— Start GIVEN DATA —

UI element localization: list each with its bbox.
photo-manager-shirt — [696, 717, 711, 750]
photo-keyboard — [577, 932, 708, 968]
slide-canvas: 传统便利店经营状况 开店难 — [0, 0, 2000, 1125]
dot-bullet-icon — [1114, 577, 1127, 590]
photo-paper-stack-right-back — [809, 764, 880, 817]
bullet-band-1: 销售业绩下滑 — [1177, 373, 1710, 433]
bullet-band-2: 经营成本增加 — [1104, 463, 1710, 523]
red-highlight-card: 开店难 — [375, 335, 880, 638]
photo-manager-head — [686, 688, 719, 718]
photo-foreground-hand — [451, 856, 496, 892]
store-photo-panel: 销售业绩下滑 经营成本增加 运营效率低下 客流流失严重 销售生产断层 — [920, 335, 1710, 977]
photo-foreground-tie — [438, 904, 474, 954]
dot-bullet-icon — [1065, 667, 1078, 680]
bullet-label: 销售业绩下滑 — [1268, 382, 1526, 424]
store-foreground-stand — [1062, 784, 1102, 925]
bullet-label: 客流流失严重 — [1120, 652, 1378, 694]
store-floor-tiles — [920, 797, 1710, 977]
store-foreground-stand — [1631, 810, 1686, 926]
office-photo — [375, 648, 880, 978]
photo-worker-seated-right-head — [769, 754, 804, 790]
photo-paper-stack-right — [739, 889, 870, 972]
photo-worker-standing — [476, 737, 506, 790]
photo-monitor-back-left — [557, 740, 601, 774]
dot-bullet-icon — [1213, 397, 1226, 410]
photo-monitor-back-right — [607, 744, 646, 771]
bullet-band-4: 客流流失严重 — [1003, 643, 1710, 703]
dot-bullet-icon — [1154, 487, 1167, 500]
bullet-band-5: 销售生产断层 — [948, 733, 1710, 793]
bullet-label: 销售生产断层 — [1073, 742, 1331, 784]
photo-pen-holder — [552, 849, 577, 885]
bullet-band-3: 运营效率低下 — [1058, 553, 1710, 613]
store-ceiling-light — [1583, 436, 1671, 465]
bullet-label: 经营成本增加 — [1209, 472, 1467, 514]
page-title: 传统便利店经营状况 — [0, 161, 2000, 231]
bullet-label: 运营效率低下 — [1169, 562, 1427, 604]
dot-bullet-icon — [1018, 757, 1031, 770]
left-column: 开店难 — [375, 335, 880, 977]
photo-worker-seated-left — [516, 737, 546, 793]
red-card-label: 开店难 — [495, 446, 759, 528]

— End GIVEN DATA —

GOAL → Return every line of the records above that contains the string "store".

WRITTEN REPLY →
store-photo-panel: 销售业绩下滑 经营成本增加 运营效率低下 客流流失严重 销售生产断层 — [920, 335, 1710, 977]
store-foreground-stand — [1062, 784, 1102, 925]
store-floor-tiles — [920, 797, 1710, 977]
store-foreground-stand — [1631, 810, 1686, 926]
store-ceiling-light — [1583, 436, 1671, 465]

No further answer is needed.